» Work to complete
Search the material for the string "podmínky", then return every line where it is found.

(Extracted records)
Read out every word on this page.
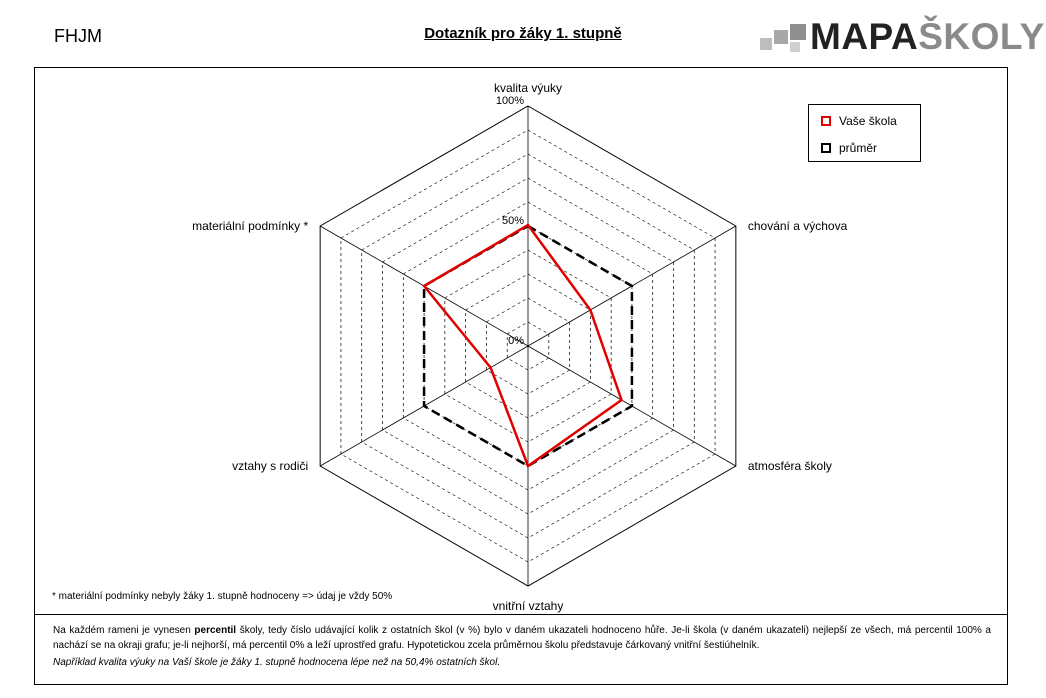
FHJM	Dotazník pro žáky 1. stupně	MAPAŠKOLY
0%
50%
100%
kvalita výuky
chování a výchova
atmosféra školy
vnitřní vztahy
vztahy s rodiči
materiální podmínky *
Vaše škola
průměr
* materiální podmínky nebyly žáky 1. stupně hodnoceny => údaj je vždy 50%
Na každém rameni je vynesen percentil školy, tedy číslo udávající kolik z ostatních škol (v %) bylo v daném ukazateli hodnoceno hůře. Je-li škola (v daném ukazateli) nejlepší ze všech, má percentil 100% a nachází se na okraji grafu; je-li nejhorší, má percentil 0% a leží uprostřed grafu. Hypotetickou zcela průměrnou školu představuje čárkovaný vnitřní šestiúhelník.
Například kvalita výuky na Vaší škole je žáky 1. stupně hodnocena lépe než na 50,4% ostatních škol.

» Complete response
materiální podmínky *
* materiální podmínky nebyly žáky 1. stupně hodnoceny => údaj je vždy 50%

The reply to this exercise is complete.